Income Tax Appellate Tribunal - Mumbai

Markwell Hose Industries Pvt. Ltd. vs Joint Commissioner Of Income Tax, ... on 30 January, 2004

Equivalent citations: (2005)98TTJ(MUM)403

ORDER

OF TRIBUNALPower of AO to grant reliefThe appellate-company sought for the remedy for availing the deductions as it had incurred expenses for the benefit of the workers. The Appellate Tribunal observed that the remedy lay under section 153(3) of the Act. According to section 153(3), the direction of Tribunal could be given effect by reassessing or recomputing the income of assessee. When a statutory authority had a power to do something then it had statutory corresponding duty to exercise such powers whenever circumstances warranting exercise of such powers existed.

Held: On the facts of the case, where the Tribunal had given a finding that the deduction on account of expenditure incurred on land for use by workers was to be allowed in the year(s) in which the plots were finally transferred to the workers, the AO had the power and, therefore, the inherent corresponding duty under section 153(3) to recompute the income of that subsequent year to give effect to the Tribunal s finding.

Income Tax Act, 1961 s.153(3) Income Tax Act, 1961 s.37(1) ORDER Pramod Kumar, Accountant Member

1. This is an appeal filed by the assessee and is directed against the order dated 28th June 2000 passed by the CIT(A) in the matter of assessment under Section 143(3) of the Income Tax Act, 1961 (hereinafter referred to as 'the Act') for the assessment year 1997-98.

2. In the first two grounds of appeal, assessee is, in substance, aggrieved of CIT(A)'s confirming the disallowance of Rs. 4,00,500 on account of staff welfare expenses and treating the same as capital expenses. These expenses pertain to the expenses incurred on purchase of land, which, the assessee claims, was purchased as trustee and custodian of individual workers who were ultimately given the land under the union settlement.

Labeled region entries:

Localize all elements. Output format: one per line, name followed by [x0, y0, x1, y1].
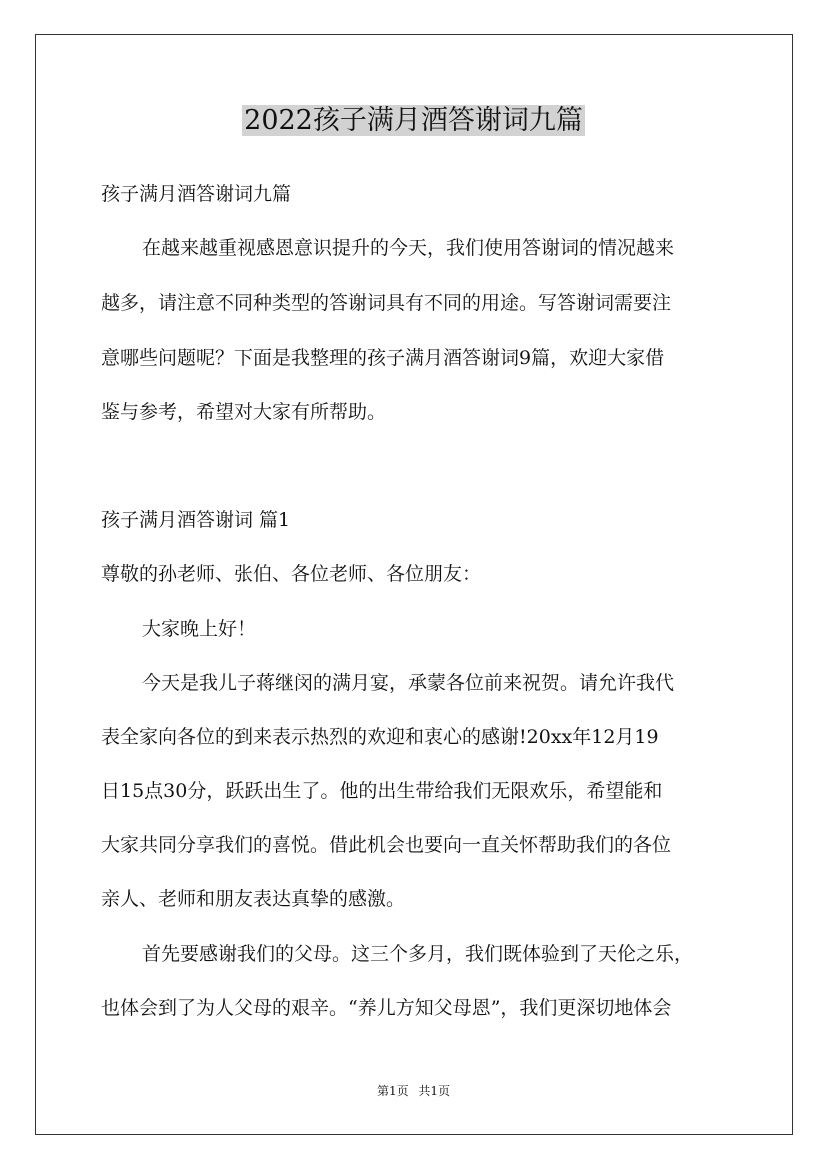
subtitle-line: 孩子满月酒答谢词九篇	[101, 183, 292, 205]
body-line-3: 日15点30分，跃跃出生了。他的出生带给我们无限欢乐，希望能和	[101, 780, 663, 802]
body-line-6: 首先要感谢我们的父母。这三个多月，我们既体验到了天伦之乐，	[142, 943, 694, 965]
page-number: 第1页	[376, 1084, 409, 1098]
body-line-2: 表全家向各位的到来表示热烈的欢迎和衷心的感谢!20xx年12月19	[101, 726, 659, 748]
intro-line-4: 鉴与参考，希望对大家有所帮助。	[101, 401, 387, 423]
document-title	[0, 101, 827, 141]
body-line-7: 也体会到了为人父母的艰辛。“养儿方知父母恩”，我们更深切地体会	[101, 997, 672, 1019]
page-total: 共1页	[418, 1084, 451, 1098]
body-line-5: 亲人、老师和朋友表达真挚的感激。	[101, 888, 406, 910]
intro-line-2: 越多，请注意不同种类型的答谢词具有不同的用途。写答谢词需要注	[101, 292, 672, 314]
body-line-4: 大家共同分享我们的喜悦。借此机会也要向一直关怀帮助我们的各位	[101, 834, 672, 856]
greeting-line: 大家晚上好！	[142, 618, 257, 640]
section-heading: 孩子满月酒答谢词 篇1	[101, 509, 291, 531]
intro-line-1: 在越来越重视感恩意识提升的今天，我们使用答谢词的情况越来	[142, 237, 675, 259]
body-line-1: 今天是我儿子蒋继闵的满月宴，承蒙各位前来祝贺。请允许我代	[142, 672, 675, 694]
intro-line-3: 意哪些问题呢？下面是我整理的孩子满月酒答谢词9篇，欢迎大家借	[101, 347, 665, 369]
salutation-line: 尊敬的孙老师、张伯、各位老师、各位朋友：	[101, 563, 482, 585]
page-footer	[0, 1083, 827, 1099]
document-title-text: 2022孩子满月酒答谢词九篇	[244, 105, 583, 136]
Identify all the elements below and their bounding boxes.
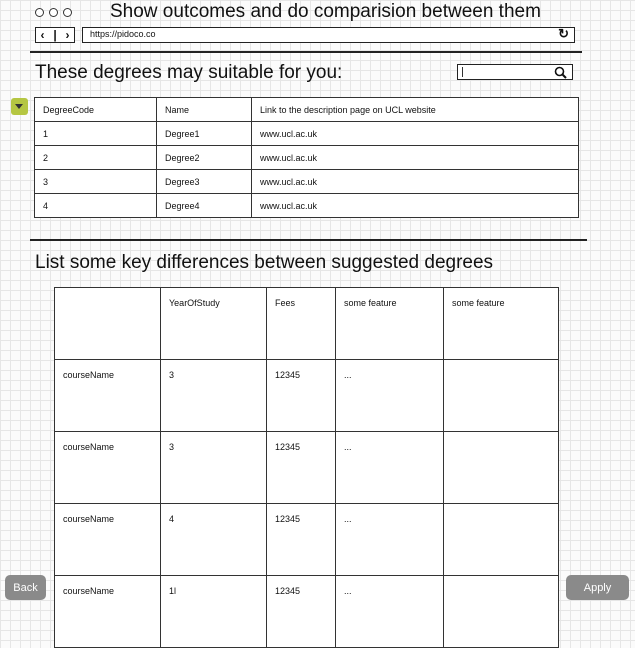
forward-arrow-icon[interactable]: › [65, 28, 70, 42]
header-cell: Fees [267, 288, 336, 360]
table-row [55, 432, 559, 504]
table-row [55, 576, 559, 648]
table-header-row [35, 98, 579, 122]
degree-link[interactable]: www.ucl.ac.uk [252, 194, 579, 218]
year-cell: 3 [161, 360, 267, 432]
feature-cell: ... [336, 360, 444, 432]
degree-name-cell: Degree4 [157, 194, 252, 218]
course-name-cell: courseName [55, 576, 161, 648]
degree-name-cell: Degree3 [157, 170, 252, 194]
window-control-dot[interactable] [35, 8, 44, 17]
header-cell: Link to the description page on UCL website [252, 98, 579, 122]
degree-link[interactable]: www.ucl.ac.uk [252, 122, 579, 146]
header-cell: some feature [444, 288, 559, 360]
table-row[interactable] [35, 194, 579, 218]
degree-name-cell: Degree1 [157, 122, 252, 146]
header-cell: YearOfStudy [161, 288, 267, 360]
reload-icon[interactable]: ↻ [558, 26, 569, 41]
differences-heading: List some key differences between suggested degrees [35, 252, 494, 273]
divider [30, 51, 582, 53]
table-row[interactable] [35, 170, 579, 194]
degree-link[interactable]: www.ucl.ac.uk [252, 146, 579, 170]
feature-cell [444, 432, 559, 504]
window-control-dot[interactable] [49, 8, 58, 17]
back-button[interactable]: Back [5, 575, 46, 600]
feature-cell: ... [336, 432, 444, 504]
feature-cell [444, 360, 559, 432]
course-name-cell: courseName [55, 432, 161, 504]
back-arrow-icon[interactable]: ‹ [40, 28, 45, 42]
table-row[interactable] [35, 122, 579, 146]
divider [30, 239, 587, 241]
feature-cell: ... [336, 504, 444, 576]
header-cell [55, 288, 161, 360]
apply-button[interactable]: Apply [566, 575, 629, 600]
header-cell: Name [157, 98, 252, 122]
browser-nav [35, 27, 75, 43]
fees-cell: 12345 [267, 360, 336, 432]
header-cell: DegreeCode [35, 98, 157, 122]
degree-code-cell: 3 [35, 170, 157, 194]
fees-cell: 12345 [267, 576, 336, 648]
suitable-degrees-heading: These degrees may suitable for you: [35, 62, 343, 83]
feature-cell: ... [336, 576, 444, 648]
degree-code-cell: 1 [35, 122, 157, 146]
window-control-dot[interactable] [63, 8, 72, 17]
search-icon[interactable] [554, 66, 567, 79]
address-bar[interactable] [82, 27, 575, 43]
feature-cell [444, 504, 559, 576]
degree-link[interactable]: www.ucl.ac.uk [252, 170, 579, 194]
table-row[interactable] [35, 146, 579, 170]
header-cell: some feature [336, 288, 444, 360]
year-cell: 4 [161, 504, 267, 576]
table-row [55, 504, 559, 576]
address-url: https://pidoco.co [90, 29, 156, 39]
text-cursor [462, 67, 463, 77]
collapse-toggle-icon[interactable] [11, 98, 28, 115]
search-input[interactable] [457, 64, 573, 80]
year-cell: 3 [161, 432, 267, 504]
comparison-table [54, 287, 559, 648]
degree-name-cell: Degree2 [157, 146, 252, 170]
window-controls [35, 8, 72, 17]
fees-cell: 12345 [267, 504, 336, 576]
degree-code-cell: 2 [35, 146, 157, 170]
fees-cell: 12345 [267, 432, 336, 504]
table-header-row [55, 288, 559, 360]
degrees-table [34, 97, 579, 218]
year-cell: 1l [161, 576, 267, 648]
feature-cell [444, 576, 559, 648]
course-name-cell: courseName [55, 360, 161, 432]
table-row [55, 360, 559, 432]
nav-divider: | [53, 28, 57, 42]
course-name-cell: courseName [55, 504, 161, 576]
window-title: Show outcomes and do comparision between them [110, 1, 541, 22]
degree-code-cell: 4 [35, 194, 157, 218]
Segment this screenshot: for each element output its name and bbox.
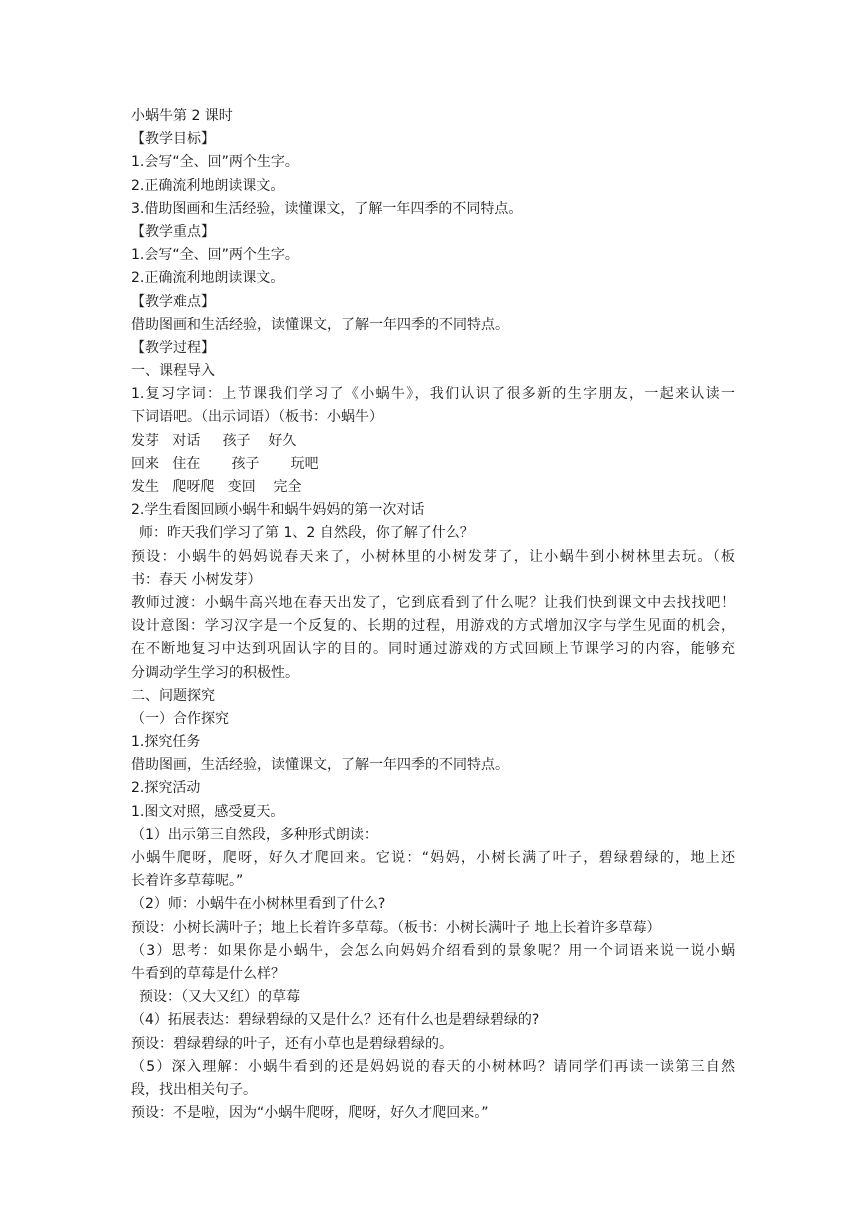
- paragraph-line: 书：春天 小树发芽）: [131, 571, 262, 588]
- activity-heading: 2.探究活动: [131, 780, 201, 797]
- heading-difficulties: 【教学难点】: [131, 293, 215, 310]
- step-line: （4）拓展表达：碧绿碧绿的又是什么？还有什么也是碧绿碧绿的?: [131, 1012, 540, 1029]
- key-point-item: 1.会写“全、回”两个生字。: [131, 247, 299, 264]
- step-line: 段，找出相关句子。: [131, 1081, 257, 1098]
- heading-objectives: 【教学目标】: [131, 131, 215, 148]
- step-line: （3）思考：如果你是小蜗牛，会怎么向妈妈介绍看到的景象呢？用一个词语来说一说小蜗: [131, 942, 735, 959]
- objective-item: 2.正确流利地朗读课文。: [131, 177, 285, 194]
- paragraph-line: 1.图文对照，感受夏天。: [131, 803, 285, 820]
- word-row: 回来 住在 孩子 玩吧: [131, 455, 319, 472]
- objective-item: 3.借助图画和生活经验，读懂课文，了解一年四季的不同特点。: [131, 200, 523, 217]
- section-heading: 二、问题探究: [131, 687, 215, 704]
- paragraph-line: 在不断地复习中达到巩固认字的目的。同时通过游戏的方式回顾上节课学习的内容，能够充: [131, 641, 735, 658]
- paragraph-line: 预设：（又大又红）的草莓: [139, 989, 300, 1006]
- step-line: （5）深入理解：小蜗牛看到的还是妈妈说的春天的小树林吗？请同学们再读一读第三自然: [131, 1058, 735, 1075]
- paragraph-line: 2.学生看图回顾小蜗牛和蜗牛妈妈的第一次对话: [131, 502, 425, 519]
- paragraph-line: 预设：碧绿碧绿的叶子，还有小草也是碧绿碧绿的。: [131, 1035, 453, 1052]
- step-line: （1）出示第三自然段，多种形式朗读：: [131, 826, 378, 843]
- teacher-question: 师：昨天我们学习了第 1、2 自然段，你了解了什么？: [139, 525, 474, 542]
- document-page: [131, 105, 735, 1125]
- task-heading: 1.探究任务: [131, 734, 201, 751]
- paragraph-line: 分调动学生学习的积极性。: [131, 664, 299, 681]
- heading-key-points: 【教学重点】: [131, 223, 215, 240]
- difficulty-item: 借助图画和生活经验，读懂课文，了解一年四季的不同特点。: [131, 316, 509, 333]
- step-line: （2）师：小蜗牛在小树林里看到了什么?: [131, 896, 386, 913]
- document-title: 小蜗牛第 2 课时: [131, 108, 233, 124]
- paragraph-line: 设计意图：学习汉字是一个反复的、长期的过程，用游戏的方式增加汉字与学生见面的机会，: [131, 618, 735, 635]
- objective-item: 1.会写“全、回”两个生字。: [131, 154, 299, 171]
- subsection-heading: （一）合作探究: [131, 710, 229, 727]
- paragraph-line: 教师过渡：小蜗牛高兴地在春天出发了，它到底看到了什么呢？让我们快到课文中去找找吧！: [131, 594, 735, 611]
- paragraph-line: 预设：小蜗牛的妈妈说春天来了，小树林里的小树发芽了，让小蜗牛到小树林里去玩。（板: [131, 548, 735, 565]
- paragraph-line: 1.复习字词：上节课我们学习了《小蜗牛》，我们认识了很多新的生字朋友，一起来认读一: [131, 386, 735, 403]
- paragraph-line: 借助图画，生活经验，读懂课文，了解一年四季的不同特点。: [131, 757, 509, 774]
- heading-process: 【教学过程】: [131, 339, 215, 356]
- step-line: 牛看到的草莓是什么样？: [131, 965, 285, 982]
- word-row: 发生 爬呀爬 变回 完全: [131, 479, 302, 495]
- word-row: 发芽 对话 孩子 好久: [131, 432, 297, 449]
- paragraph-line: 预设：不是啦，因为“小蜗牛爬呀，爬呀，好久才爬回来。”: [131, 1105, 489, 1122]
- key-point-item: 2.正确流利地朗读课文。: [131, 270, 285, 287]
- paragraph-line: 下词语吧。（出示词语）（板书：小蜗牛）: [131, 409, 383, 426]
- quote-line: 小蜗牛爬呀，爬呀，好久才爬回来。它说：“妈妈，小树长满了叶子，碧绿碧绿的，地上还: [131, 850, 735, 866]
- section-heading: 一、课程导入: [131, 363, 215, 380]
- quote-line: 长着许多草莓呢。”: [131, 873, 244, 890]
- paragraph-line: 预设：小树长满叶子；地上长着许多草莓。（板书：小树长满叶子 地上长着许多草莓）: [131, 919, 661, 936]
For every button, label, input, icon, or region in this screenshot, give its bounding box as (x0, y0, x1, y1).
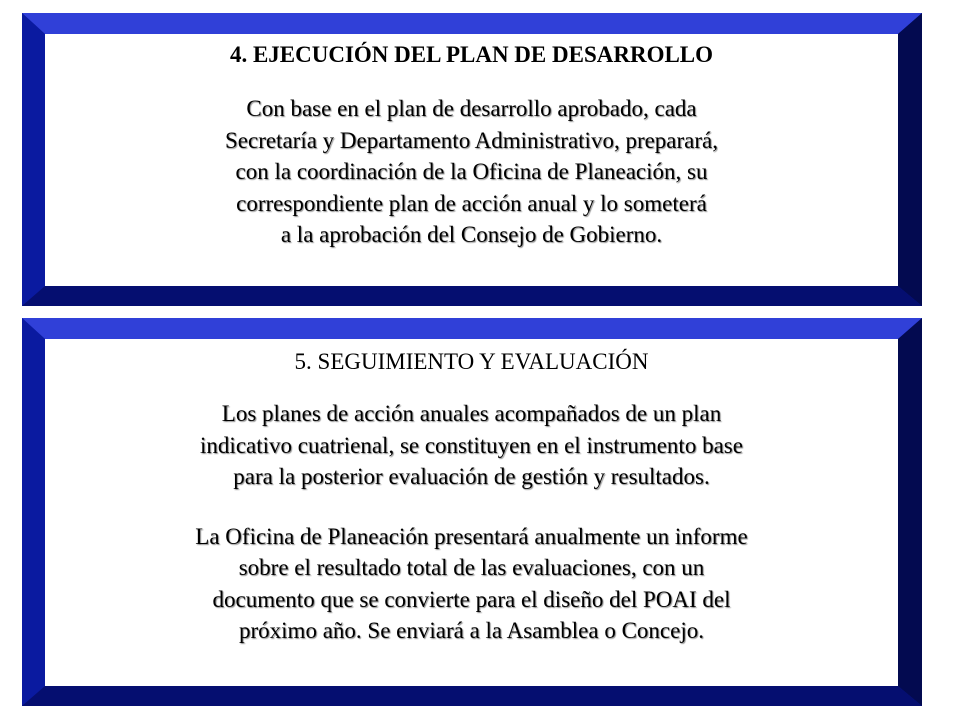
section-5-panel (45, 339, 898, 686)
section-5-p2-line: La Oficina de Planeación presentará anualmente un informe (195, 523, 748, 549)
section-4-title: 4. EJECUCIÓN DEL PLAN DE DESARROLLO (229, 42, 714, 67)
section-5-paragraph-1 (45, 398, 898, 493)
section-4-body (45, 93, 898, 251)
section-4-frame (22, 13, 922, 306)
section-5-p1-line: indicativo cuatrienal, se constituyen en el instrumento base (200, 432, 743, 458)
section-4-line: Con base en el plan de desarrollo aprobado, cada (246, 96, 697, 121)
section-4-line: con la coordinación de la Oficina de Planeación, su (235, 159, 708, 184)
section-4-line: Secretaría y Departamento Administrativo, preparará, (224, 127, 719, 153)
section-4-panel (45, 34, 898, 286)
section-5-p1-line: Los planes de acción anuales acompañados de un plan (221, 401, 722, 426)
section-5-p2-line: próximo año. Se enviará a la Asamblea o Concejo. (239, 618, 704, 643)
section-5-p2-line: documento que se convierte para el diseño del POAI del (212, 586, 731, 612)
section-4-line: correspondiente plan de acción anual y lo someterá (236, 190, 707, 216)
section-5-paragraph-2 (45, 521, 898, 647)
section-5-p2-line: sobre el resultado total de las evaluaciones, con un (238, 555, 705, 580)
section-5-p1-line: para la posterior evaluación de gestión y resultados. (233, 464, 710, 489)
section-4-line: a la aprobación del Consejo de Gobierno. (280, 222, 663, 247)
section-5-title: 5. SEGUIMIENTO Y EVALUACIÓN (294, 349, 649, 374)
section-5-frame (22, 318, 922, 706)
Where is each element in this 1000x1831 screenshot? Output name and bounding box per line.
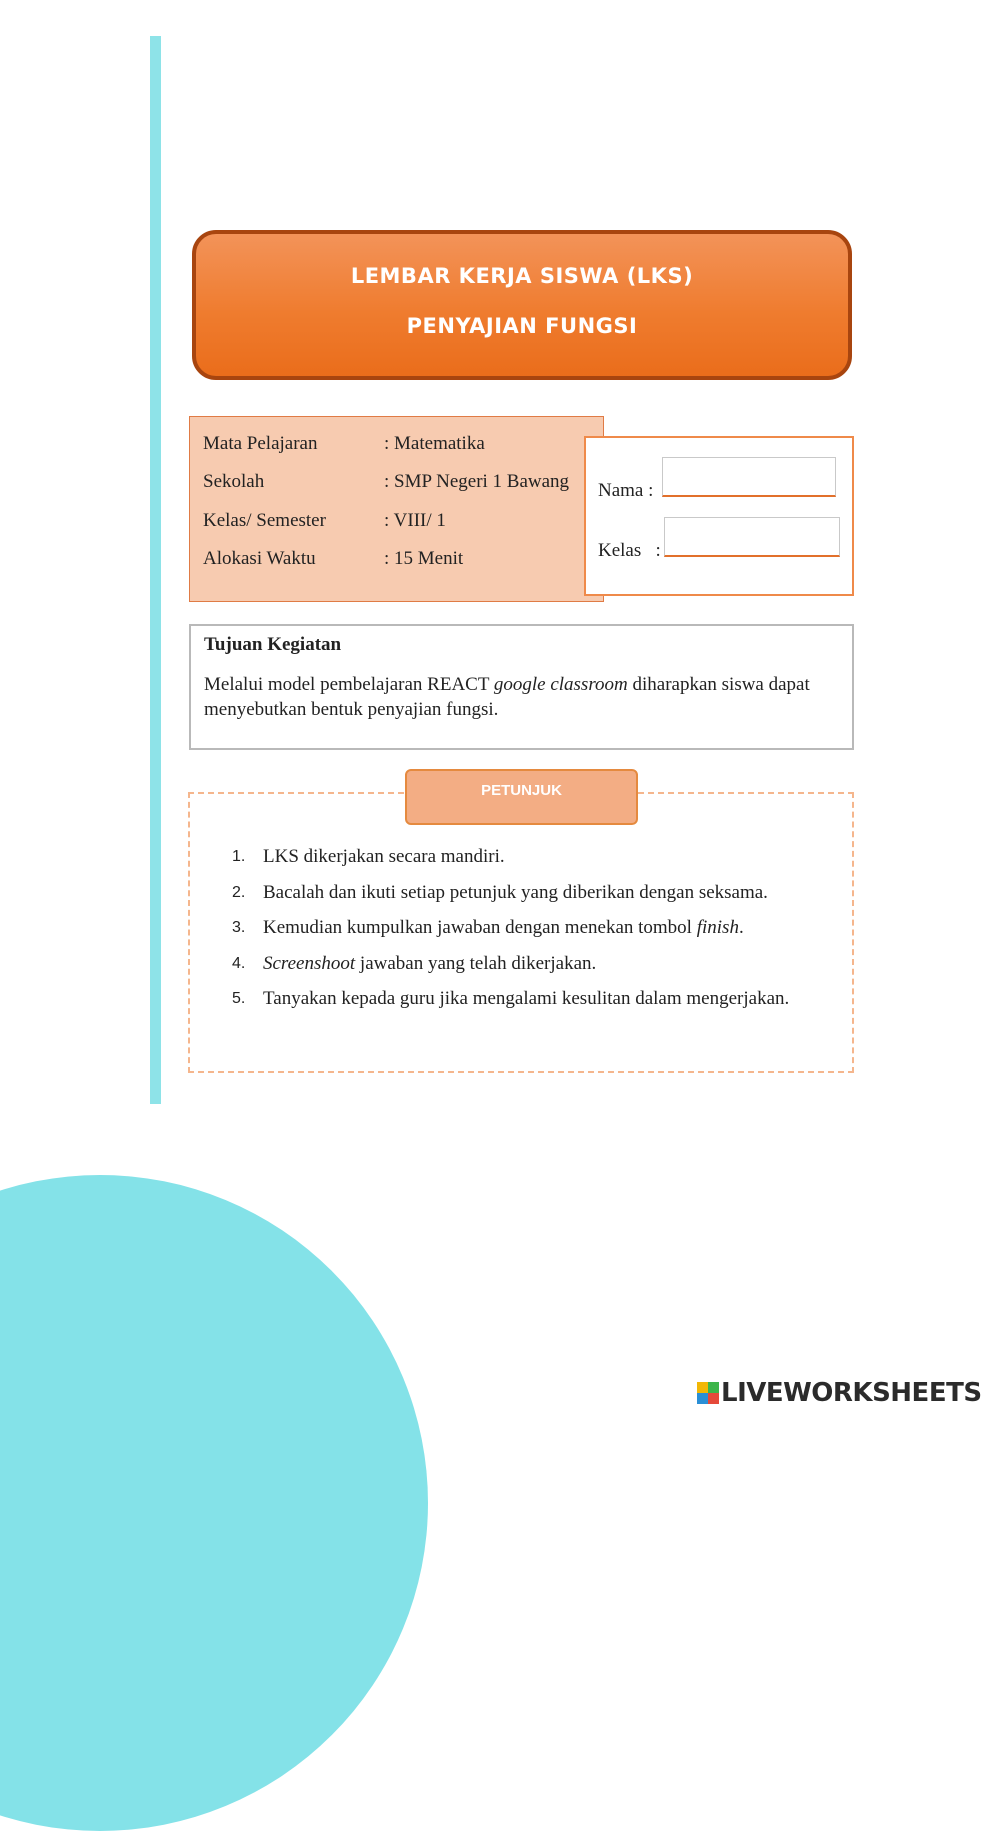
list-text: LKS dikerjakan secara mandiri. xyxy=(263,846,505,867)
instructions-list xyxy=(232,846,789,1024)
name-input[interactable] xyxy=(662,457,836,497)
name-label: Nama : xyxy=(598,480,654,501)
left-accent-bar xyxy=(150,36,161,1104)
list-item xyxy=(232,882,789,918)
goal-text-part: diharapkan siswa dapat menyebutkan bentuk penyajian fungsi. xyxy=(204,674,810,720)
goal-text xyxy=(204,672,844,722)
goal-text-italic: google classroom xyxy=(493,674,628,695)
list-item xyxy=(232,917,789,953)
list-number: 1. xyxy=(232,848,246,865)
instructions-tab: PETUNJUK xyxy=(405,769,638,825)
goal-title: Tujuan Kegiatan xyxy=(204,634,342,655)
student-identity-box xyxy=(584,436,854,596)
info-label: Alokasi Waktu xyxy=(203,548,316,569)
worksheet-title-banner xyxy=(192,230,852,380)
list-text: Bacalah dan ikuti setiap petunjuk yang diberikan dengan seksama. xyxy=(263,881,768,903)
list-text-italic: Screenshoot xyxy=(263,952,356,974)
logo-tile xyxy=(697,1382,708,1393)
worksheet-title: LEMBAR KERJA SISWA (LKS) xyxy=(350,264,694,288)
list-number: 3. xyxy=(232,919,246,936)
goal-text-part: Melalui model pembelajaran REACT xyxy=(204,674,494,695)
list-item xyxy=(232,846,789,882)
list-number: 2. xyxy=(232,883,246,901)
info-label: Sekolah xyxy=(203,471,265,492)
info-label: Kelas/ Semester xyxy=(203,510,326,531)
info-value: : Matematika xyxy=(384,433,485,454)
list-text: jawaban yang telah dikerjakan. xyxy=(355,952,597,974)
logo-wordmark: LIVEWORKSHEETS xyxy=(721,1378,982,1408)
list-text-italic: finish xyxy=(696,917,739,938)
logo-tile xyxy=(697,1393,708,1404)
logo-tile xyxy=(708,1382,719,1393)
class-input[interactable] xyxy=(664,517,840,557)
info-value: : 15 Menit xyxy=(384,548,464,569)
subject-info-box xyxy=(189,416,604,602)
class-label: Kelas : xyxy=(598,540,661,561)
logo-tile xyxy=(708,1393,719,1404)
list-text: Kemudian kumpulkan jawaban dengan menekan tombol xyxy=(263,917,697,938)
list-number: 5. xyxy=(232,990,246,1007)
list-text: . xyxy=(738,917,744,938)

**Problem to work on**
Which assessment year does the appeal in the tribunal order concern? The entries are separate material with no connection to the tribunal order.

**Result of this exercise**
1997-98